## GIVEN INFORMATION:
· · · · · · ·

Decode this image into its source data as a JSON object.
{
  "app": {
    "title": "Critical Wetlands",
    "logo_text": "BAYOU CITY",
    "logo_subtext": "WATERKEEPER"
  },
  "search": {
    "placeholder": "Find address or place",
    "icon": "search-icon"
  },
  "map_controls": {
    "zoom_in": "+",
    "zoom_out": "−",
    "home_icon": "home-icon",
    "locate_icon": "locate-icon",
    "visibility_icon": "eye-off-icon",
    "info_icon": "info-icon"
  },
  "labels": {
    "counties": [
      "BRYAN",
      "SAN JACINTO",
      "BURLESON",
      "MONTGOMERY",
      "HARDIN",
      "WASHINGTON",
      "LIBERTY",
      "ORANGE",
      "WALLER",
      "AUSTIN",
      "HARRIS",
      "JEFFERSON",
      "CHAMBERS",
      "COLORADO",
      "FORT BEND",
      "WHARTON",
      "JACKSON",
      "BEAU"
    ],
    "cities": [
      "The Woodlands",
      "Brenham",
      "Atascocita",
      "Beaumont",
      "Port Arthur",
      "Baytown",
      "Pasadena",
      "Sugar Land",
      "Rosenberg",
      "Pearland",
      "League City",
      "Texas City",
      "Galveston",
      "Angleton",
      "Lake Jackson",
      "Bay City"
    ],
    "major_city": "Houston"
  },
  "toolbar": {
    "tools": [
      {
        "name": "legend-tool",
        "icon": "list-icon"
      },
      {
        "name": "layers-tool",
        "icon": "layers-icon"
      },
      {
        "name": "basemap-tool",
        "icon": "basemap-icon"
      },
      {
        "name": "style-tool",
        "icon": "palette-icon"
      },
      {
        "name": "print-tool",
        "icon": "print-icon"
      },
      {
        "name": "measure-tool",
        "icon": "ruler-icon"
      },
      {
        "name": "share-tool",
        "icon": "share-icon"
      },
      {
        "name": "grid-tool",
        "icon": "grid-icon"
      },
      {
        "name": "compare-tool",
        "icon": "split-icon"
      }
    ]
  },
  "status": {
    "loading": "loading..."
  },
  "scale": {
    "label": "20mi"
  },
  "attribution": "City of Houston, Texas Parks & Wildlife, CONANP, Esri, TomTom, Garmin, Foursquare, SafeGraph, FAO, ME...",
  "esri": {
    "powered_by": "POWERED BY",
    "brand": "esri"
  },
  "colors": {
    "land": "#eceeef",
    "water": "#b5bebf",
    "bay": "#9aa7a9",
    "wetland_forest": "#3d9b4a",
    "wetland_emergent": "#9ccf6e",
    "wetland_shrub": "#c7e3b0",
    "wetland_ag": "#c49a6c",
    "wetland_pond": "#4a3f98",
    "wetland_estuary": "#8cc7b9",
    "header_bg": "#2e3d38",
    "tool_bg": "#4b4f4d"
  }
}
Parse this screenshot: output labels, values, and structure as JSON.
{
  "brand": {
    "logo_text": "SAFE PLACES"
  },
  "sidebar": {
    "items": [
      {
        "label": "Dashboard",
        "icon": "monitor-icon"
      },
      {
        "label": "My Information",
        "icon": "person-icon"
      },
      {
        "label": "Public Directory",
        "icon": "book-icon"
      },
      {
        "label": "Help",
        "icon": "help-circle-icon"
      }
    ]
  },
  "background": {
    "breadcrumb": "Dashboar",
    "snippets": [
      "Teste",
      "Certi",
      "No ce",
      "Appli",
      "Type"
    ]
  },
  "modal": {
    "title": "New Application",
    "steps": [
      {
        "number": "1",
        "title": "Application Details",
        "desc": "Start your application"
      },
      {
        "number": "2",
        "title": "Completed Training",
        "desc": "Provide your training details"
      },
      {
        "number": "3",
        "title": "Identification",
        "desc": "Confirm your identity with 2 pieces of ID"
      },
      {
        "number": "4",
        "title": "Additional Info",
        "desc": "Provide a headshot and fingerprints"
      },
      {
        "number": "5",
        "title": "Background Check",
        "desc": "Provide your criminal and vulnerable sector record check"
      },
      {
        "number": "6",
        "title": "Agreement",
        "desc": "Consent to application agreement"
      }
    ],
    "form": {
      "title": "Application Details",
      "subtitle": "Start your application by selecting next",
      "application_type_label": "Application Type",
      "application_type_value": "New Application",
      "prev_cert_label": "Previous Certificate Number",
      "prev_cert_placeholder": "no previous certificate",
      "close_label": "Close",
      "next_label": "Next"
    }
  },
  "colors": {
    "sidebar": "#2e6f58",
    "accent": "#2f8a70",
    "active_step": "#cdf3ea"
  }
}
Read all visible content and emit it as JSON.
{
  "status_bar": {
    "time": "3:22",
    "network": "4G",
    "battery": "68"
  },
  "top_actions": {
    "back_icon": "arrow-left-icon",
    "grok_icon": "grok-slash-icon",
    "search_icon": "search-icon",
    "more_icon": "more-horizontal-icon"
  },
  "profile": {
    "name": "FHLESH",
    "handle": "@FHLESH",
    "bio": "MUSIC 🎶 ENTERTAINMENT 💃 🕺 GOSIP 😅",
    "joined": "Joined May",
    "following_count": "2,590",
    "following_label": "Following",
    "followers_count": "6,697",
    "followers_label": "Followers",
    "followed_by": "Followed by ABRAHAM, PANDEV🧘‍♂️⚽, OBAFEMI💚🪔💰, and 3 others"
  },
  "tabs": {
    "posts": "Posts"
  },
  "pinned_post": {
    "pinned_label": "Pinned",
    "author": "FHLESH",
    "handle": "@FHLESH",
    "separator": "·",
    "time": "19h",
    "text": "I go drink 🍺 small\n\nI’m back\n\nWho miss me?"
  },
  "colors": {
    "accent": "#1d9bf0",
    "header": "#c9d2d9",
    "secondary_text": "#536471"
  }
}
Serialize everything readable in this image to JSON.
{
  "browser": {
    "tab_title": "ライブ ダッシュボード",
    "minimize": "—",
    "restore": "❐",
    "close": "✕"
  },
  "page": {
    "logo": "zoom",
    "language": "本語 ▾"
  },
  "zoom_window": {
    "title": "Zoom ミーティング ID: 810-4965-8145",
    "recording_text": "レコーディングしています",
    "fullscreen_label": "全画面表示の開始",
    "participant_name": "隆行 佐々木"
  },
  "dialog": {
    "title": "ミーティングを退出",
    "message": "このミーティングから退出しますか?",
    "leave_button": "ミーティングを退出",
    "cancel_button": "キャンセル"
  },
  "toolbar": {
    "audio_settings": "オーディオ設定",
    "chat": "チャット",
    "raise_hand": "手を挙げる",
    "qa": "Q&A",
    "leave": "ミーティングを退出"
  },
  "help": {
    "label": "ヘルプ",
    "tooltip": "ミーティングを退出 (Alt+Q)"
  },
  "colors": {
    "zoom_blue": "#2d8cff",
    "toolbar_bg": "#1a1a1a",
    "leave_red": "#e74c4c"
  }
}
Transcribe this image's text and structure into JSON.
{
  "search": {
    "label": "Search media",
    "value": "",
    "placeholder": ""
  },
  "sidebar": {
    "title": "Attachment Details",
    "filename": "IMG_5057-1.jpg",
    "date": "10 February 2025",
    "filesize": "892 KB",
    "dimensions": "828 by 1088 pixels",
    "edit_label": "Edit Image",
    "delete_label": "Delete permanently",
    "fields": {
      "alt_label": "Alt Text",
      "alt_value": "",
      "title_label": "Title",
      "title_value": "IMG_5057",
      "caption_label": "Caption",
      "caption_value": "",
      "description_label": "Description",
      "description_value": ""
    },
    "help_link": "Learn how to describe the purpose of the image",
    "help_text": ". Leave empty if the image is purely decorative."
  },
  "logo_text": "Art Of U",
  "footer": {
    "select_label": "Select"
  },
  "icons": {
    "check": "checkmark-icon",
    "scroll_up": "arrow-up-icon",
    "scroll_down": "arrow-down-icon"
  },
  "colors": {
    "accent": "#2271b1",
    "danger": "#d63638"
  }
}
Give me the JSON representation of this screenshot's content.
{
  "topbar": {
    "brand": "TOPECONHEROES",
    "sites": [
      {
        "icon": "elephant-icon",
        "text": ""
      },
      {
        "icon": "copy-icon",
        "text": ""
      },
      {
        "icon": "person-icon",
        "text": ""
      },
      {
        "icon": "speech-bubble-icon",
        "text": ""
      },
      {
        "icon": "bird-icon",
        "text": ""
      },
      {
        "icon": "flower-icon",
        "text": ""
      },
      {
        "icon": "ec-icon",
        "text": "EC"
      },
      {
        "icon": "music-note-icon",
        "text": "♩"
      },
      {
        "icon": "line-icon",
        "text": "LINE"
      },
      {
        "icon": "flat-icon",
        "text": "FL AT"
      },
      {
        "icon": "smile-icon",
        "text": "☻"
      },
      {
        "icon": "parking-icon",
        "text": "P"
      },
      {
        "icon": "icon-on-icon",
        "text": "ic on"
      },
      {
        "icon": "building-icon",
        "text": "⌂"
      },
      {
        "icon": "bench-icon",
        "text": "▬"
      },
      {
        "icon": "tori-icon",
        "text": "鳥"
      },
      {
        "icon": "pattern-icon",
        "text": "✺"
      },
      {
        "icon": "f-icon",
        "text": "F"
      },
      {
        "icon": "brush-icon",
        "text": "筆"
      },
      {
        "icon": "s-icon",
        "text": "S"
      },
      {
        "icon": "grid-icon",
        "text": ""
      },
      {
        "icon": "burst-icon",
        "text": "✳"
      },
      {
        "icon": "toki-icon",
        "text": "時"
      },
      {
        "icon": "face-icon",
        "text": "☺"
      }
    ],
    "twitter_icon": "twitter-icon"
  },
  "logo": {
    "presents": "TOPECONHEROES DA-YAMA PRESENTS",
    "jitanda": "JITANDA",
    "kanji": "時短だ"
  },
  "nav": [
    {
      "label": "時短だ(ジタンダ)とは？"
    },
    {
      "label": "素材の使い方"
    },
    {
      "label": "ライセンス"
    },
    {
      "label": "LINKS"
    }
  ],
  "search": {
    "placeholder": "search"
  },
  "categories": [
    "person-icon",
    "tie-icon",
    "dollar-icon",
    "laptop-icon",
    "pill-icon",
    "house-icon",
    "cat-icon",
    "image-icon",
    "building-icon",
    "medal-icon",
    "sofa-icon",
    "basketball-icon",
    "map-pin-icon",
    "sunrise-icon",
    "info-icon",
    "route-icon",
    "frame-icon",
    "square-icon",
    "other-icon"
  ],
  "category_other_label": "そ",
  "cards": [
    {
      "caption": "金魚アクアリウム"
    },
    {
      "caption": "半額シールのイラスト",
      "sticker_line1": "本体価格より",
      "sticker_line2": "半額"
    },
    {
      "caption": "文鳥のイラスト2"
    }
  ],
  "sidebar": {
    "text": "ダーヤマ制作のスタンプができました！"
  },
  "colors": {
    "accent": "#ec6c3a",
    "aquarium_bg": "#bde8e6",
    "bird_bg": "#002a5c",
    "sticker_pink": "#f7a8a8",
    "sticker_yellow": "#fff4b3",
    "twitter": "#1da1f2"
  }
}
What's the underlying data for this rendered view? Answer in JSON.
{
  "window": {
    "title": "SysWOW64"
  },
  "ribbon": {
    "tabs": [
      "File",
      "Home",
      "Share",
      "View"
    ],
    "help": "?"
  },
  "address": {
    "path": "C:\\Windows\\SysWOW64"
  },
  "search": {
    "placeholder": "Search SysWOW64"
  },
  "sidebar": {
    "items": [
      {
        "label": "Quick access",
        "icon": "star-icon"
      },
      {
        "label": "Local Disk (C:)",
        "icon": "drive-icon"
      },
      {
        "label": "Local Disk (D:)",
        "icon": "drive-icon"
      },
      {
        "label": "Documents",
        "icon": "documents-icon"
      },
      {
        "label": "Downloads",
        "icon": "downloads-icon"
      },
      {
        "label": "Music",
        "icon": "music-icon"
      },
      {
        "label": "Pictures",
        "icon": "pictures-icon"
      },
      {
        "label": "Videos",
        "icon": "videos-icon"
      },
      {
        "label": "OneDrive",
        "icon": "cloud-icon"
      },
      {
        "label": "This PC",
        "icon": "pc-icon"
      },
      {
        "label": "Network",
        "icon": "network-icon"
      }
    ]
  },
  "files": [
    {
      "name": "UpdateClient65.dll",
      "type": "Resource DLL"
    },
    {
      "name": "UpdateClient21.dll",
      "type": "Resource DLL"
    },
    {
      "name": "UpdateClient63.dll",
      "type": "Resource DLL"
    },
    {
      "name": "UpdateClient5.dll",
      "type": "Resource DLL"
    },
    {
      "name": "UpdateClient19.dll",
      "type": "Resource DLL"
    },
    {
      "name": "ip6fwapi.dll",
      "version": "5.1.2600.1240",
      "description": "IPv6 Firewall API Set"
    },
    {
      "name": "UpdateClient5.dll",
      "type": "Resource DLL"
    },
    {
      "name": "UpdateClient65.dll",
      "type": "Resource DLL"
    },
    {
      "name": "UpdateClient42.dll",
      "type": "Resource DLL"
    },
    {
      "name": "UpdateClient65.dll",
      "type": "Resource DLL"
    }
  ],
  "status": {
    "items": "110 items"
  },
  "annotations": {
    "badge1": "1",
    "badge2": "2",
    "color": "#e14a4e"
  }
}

· · · · · · ·

## EXERCISE BRIEF:
Scan the listing above for the word "labels" and show each line where it is found.

## WORKED ANSWER:
  "labels": {
Parse this screenshot: output labels, values, and structure as JSON.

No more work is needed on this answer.